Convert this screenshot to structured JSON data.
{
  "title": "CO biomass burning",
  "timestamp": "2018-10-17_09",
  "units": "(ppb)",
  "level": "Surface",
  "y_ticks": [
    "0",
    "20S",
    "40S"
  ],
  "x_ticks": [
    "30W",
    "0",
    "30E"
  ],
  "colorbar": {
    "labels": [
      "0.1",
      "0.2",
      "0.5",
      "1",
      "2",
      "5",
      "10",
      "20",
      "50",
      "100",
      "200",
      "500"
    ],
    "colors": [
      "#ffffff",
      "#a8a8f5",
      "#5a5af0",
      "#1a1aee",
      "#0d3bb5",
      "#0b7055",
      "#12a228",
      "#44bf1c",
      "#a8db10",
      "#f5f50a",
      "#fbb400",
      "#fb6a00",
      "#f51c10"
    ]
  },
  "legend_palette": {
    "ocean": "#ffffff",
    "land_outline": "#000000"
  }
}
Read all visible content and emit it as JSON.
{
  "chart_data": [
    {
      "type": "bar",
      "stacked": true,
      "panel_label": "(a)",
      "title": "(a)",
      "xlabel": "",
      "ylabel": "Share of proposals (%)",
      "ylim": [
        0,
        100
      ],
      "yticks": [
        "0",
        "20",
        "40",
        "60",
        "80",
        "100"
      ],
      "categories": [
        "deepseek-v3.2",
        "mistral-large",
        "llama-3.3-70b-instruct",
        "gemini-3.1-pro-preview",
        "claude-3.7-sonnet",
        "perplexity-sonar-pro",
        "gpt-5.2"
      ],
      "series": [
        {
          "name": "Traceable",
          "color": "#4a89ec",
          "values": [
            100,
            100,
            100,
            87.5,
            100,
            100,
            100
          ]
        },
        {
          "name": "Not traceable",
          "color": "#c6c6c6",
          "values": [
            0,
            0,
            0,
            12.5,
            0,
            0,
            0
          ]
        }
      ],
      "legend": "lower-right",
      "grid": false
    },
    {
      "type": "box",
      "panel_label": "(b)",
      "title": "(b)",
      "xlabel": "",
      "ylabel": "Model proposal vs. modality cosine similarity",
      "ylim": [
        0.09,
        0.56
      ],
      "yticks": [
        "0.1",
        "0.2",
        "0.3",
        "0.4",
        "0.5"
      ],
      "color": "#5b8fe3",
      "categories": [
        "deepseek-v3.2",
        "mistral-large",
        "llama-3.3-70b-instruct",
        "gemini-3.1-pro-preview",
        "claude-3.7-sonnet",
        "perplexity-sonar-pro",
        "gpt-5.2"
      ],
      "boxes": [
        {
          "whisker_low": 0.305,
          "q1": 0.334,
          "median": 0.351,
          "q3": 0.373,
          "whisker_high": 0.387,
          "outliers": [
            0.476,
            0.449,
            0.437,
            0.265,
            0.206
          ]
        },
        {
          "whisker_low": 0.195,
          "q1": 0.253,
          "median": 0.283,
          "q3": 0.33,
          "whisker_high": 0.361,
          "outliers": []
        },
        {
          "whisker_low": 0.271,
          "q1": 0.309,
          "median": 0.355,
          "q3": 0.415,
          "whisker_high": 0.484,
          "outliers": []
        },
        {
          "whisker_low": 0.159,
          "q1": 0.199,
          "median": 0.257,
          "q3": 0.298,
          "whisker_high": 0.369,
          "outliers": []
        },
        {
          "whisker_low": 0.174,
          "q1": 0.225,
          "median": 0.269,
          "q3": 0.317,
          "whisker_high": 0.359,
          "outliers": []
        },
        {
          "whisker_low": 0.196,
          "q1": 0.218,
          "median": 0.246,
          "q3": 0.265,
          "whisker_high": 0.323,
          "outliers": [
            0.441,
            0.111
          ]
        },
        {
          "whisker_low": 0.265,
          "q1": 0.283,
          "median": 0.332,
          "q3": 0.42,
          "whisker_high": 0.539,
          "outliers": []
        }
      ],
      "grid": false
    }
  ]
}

### Aim of the task
Print the records once more, exactly as they were given.

### Response
Convert this screenshot to structured JSON data.
{
  "title": "CO biomass burning",
  "timestamp": "2018-10-17_09",
  "units": "(ppb)",
  "level": "Surface",
  "y_ticks": [
    "0",
    "20S",
    "40S"
  ],
  "x_ticks": [
    "30W",
    "0",
    "30E"
  ],
  "colorbar": {
    "labels": [
      "0.1",
      "0.2",
      "0.5",
      "1",
      "2",
      "5",
      "10",
      "20",
      "50",
      "100",
      "200",
      "500"
    ],
    "colors": [
      "#ffffff",
      "#a8a8f5",
      "#5a5af0",
      "#1a1aee",
      "#0d3bb5",
      "#0b7055",
      "#12a228",
      "#44bf1c",
      "#a8db10",
      "#f5f50a",
      "#fbb400",
      "#fb6a00",
      "#f51c10"
    ]
  },
  "legend_palette": {
    "ocean": "#ffffff",
    "land_outline": "#000000"
  }
}
Read all visible content and emit it as JSON.
{
  "chart_data": [
    {
      "type": "bar",
      "stacked": true,
      "panel_label": "(a)",
      "title": "(a)",
      "xlabel": "",
      "ylabel": "Share of proposals (%)",
      "ylim": [
        0,
        100
      ],
      "yticks": [
        "0",
        "20",
        "40",
        "60",
        "80",
        "100"
      ],
      "categories": [
        "deepseek-v3.2",
        "mistral-large",
        "llama-3.3-70b-instruct",
        "gemini-3.1-pro-preview",
        "claude-3.7-sonnet",
        "perplexity-sonar-pro",
        "gpt-5.2"
      ],
      "series": [
        {
          "name": "Traceable",
          "color": "#4a89ec",
          "values": [
            100,
            100,
            100,
            87.5,
            100,
            100,
            100
          ]
        },
        {
          "name": "Not traceable",
          "color": "#c6c6c6",
          "values": [
            0,
            0,
            0,
            12.5,
            0,
            0,
            0
          ]
        }
      ],
      "legend": "lower-right",
      "grid": false
    },
    {
      "type": "box",
      "panel_label": "(b)",
      "title": "(b)",
      "xlabel": "",
      "ylabel": "Model proposal vs. modality cosine similarity",
      "ylim": [
        0.09,
        0.56
      ],
      "yticks": [
        "0.1",
        "0.2",
        "0.3",
        "0.4",
        "0.5"
      ],
      "color": "#5b8fe3",
      "categories": [
        "deepseek-v3.2",
        "mistral-large",
        "llama-3.3-70b-instruct",
        "gemini-3.1-pro-preview",
        "claude-3.7-sonnet",
        "perplexity-sonar-pro",
        "gpt-5.2"
      ],
      "boxes": [
        {
          "whisker_low": 0.305,
          "q1": 0.334,
          "median": 0.351,
          "q3": 0.373,
          "whisker_high": 0.387,
          "outliers": [
            0.476,
            0.449,
            0.437,
            0.265,
            0.206
          ]
        },
        {
          "whisker_low": 0.195,
          "q1": 0.253,
          "median": 0.283,
          "q3": 0.33,
          "whisker_high": 0.361,
          "outliers": []
        },
        {
          "whisker_low": 0.271,
          "q1": 0.309,
          "median": 0.355,
          "q3": 0.415,
          "whisker_high": 0.484,
          "outliers": []
        },
        {
          "whisker_low": 0.159,
          "q1": 0.199,
          "median": 0.257,
          "q3": 0.298,
          "whisker_high": 0.369,
          "outliers": []
        },
        {
          "whisker_low": 0.174,
          "q1": 0.225,
          "median": 0.269,
          "q3": 0.317,
          "whisker_high": 0.359,
          "outliers": []
        },
        {
          "whisker_low": 0.196,
          "q1": 0.218,
          "median": 0.246,
          "q3": 0.265,
          "whisker_high": 0.323,
          "outliers": [
            0.441,
            0.111
          ]
        },
        {
          "whisker_low": 0.265,
          "q1": 0.283,
          "median": 0.332,
          "q3": 0.42,
          "whisker_high": 0.539,
          "outliers": []
        }
      ],
      "grid": false
    }
  ]
}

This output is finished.